◆ WHAT TO DO
Repeat each record below exactly as given.

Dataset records
========
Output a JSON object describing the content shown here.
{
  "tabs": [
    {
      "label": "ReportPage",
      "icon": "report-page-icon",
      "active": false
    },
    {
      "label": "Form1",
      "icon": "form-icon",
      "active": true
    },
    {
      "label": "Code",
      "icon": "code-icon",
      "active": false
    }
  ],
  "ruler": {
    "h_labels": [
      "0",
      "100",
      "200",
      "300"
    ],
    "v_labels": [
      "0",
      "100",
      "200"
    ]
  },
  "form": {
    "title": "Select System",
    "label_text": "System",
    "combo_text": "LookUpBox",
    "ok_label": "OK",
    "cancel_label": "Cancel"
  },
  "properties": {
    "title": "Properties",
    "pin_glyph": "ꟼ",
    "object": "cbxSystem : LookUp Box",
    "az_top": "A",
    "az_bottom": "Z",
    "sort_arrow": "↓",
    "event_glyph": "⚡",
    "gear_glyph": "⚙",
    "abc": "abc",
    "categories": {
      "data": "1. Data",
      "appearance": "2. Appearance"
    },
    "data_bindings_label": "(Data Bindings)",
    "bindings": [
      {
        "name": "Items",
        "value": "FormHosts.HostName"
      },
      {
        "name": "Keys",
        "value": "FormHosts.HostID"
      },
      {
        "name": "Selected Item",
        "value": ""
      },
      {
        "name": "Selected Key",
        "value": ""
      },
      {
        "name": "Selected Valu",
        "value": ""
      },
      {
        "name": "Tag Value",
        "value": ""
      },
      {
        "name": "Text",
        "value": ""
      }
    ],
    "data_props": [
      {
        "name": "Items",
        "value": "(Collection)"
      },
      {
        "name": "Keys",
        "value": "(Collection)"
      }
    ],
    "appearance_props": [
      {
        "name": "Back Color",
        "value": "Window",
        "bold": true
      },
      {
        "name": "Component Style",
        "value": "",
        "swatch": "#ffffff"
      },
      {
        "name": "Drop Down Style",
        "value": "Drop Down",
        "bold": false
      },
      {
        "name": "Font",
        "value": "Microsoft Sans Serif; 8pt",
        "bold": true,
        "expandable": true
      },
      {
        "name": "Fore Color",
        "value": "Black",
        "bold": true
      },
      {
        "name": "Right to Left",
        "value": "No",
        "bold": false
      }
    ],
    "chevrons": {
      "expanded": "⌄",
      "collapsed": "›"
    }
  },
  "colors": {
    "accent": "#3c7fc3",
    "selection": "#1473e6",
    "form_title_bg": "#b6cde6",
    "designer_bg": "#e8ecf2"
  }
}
========
◆ REPLY
Output a JSON object describing the content shown here.
{
  "tabs": [
    {
      "label": "ReportPage",
      "icon": "report-page-icon",
      "active": false
    },
    {
      "label": "Form1",
      "icon": "form-icon",
      "active": true
    },
    {
      "label": "Code",
      "icon": "code-icon",
      "active": false
    }
  ],
  "ruler": {
    "h_labels": [
      "0",
      "100",
      "200",
      "300"
    ],
    "v_labels": [
      "0",
      "100",
      "200"
    ]
  },
  "form": {
    "title": "Select System",
    "label_text": "System",
    "combo_text": "LookUpBox",
    "ok_label": "OK",
    "cancel_label": "Cancel"
  },
  "properties": {
    "title": "Properties",
    "pin_glyph": "ꟼ",
    "object": "cbxSystem : LookUp Box",
    "az_top": "A",
    "az_bottom": "Z",
    "sort_arrow": "↓",
    "event_glyph": "⚡",
    "gear_glyph": "⚙",
    "abc": "abc",
    "categories": {
      "data": "1. Data",
      "appearance": "2. Appearance"
    },
    "data_bindings_label": "(Data Bindings)",
    "bindings": [
      {
        "name": "Items",
        "value": "FormHosts.HostName"
      },
      {
        "name": "Keys",
        "value": "FormHosts.HostID"
      },
      {
        "name": "Selected Item",
        "value": ""
      },
      {
        "name": "Selected Key",
        "value": ""
      },
      {
        "name": "Selected Valu",
        "value": ""
      },
      {
        "name": "Tag Value",
        "value": ""
      },
      {
        "name": "Text",
        "value": ""
      }
    ],
    "data_props": [
      {
        "name": "Items",
        "value": "(Collection)"
      },
      {
        "name": "Keys",
        "value": "(Collection)"
      }
    ],
    "appearance_props": [
      {
        "name": "Back Color",
        "value": "Window",
        "bold": true
      },
      {
        "name": "Component Style",
        "value": "",
        "swatch": "#ffffff"
      },
      {
        "name": "Drop Down Style",
        "value": "Drop Down",
        "bold": false
      },
      {
        "name": "Font",
        "value": "Microsoft Sans Serif; 8pt",
        "bold": true,
        "expandable": true
      },
      {
        "name": "Fore Color",
        "value": "Black",
        "bold": true
      },
      {
        "name": "Right to Left",
        "value": "No",
        "bold": false
      }
    ],
    "chevrons": {
      "expanded": "⌄",
      "collapsed": "›"
    }
  },
  "colors": {
    "accent": "#3c7fc3",
    "selection": "#1473e6",
    "form_title_bg": "#b6cde6",
    "designer_bg": "#e8ecf2"
  }
}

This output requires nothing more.